── Data ──

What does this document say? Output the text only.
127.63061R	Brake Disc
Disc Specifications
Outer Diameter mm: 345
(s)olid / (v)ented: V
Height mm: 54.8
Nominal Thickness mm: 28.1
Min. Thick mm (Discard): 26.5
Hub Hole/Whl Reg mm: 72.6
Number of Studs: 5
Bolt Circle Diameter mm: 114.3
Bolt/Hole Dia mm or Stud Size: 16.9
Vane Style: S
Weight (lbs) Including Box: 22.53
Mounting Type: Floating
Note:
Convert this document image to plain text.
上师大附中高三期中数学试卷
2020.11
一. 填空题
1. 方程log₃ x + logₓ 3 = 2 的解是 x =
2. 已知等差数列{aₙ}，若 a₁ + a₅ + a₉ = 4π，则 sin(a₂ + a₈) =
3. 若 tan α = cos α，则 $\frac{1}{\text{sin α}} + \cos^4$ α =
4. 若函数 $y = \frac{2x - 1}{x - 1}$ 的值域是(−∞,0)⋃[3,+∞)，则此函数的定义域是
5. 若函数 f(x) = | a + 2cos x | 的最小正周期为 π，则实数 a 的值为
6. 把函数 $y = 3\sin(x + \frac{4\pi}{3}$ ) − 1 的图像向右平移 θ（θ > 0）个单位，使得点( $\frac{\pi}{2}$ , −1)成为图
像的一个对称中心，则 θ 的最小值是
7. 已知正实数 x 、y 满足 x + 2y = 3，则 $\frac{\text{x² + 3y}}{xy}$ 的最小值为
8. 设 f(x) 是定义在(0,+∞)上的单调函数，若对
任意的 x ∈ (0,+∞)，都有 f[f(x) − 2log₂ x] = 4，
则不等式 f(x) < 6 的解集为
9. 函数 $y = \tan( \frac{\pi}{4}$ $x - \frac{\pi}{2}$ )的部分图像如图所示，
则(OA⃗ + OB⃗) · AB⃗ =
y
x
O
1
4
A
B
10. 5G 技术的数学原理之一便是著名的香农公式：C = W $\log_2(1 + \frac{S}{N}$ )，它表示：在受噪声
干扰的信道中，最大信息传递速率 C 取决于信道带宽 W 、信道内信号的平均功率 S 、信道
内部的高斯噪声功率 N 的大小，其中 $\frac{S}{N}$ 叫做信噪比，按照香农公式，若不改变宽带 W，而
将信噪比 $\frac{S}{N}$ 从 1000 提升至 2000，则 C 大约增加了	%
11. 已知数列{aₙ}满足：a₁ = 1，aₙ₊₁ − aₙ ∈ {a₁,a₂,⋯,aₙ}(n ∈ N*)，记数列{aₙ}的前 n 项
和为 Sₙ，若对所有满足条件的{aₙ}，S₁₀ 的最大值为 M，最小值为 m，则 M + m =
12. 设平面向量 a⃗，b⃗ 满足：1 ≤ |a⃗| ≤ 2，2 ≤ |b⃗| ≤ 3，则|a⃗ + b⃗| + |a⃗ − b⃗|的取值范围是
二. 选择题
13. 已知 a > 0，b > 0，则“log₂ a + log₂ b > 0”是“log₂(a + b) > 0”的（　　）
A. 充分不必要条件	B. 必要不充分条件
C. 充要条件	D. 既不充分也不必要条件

───

## Task to carry out
Transcribe the material exactly as it reads.

## Full answer
What does this document say? Output the text only.
127.63061R	Brake Disc
Disc Specifications
Outer Diameter mm: 345
(s)olid / (v)ented: V
Height mm: 54.8
Nominal Thickness mm: 28.1
Min. Thick mm (Discard): 26.5
Hub Hole/Whl Reg mm: 72.6
Number of Studs: 5
Bolt Circle Diameter mm: 114.3
Bolt/Hole Dia mm or Stud Size: 16.9
Vane Style: S
Weight (lbs) Including Box: 22.53
Mounting Type: Floating
Note:
Convert this document image to plain text.
上师大附中高三期中数学试卷
2020.11
一. 填空题
1. 方程log₃ x + logₓ 3 = 2 的解是 x =
2. 已知等差数列{aₙ}，若 a₁ + a₅ + a₉ = 4π，则 sin(a₂ + a₈) =
3. 若 tan α = cos α，则 $\frac{1}{\text{sin α}} + \cos^4$ α =
4. 若函数 $y = \frac{2x - 1}{x - 1}$ 的值域是(−∞,0)⋃[3,+∞)，则此函数的定义域是
5. 若函数 f(x) = | a + 2cos x | 的最小正周期为 π，则实数 a 的值为
6. 把函数 $y = 3\sin(x + \frac{4\pi}{3}$ ) − 1 的图像向右平移 θ（θ > 0）个单位，使得点( $\frac{\pi}{2}$ , −1)成为图
像的一个对称中心，则 θ 的最小值是
7. 已知正实数 x 、y 满足 x + 2y = 3，则 $\frac{\text{x² + 3y}}{xy}$ 的最小值为
8. 设 f(x) 是定义在(0,+∞)上的单调函数，若对
任意的 x ∈ (0,+∞)，都有 f[f(x) − 2log₂ x] = 4，
则不等式 f(x) < 6 的解集为
9. 函数 $y = \tan( \frac{\pi}{4}$ $x - \frac{\pi}{2}$ )的部分图像如图所示，
则(OA⃗ + OB⃗) · AB⃗ =
y
x
O
1
4
A
B
10. 5G 技术的数学原理之一便是著名的香农公式：C = W $\log_2(1 + \frac{S}{N}$ )，它表示：在受噪声
干扰的信道中，最大信息传递速率 C 取决于信道带宽 W 、信道内信号的平均功率 S 、信道
内部的高斯噪声功率 N 的大小，其中 $\frac{S}{N}$ 叫做信噪比，按照香农公式，若不改变宽带 W，而
将信噪比 $\frac{S}{N}$ 从 1000 提升至 2000，则 C 大约增加了	%
11. 已知数列{aₙ}满足：a₁ = 1，aₙ₊₁ − aₙ ∈ {a₁,a₂,⋯,aₙ}(n ∈ N*)，记数列{aₙ}的前 n 项
和为 Sₙ，若对所有满足条件的{aₙ}，S₁₀ 的最大值为 M，最小值为 m，则 M + m =
12. 设平面向量 a⃗，b⃗ 满足：1 ≤ |a⃗| ≤ 2，2 ≤ |b⃗| ≤ 3，则|a⃗ + b⃗| + |a⃗ − b⃗|的取值范围是
二. 选择题
13. 已知 a > 0，b > 0，则“log₂ a + log₂ b > 0”是“log₂(a + b) > 0”的（　　）
A. 充分不必要条件	B. 必要不充分条件
C. 充要条件	D. 既不充分也不必要条件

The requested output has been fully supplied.